Search the data for the string "rolnictwem" and extract every line where it appears.

====== Data extract ======

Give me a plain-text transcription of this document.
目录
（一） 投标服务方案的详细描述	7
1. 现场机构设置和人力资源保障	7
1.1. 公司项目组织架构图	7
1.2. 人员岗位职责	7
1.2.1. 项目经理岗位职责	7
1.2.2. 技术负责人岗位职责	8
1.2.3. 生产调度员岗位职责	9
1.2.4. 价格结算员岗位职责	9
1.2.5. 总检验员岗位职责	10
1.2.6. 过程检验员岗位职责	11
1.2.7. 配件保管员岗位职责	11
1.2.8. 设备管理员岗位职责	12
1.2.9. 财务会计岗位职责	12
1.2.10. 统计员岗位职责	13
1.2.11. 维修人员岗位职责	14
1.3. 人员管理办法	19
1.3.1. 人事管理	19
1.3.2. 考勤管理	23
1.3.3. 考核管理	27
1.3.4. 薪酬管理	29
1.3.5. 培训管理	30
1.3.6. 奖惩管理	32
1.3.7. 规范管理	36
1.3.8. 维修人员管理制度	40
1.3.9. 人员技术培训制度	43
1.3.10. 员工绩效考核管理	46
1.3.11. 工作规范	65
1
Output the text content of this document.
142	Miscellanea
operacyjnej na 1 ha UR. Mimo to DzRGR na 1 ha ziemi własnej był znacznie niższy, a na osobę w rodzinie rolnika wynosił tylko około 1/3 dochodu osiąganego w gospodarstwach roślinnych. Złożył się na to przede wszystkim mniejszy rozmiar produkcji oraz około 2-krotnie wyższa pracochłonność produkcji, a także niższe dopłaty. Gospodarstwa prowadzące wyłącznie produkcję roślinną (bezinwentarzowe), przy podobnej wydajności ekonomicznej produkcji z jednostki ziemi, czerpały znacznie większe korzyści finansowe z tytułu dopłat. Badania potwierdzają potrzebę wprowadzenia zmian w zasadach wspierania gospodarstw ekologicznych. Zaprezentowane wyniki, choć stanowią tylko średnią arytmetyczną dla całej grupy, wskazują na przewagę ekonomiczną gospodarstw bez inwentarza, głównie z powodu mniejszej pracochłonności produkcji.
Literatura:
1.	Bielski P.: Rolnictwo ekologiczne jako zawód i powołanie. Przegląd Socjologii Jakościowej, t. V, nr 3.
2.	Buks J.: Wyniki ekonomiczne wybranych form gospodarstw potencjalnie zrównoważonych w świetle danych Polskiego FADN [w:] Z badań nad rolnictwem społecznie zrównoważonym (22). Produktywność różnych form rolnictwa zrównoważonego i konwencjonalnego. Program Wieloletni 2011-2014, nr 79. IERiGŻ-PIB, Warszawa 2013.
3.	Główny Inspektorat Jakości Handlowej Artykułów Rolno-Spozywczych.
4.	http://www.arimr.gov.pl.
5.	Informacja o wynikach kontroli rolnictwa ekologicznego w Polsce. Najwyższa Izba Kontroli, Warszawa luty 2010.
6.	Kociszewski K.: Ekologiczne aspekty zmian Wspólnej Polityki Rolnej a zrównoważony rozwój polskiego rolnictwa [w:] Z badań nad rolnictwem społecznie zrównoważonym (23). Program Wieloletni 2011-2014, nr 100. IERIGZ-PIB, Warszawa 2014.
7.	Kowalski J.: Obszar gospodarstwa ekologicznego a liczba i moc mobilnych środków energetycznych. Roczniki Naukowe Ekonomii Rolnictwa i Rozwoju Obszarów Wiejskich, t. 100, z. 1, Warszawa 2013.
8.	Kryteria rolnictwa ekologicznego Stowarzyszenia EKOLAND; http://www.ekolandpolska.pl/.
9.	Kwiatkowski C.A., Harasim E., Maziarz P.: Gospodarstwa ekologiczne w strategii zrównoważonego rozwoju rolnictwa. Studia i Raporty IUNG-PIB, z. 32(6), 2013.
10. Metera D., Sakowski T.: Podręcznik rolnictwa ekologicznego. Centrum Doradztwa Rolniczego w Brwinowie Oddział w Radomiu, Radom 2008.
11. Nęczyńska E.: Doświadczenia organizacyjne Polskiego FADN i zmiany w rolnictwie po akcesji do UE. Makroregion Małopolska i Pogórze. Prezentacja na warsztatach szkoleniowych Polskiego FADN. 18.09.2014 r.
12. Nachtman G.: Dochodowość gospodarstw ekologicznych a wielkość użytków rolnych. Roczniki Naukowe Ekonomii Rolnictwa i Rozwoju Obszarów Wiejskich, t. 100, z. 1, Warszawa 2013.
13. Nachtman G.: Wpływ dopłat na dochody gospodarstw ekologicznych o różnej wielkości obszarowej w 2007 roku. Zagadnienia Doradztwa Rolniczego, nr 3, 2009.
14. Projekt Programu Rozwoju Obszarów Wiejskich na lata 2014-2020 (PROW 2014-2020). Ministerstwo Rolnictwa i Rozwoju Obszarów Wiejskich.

======

Answer to the task:
2.	Buks J.: Wyniki ekonomiczne wybranych form gospodarstw potencjalnie zrównoważonych w świetle danych Polskiego FADN [w:] Z badań nad rolnictwem społecznie zrównoważonym (22). Produktywność różnych form rolnictwa zrównoważonego i konwencjonalnego. Program Wieloletni 2011-2014, nr 79. IERiGŻ-PIB, Warszawa 2013.
6.	Kociszewski K.: Ekologiczne aspekty zmian Wspólnej Polityki Rolnej a zrównoważony rozwój polskiego rolnictwa [w:] Z badań nad rolnictwem społecznie zrównoważonym (23). Program Wieloletni 2011-2014, nr 100. IERIGZ-PIB, Warszawa 2014.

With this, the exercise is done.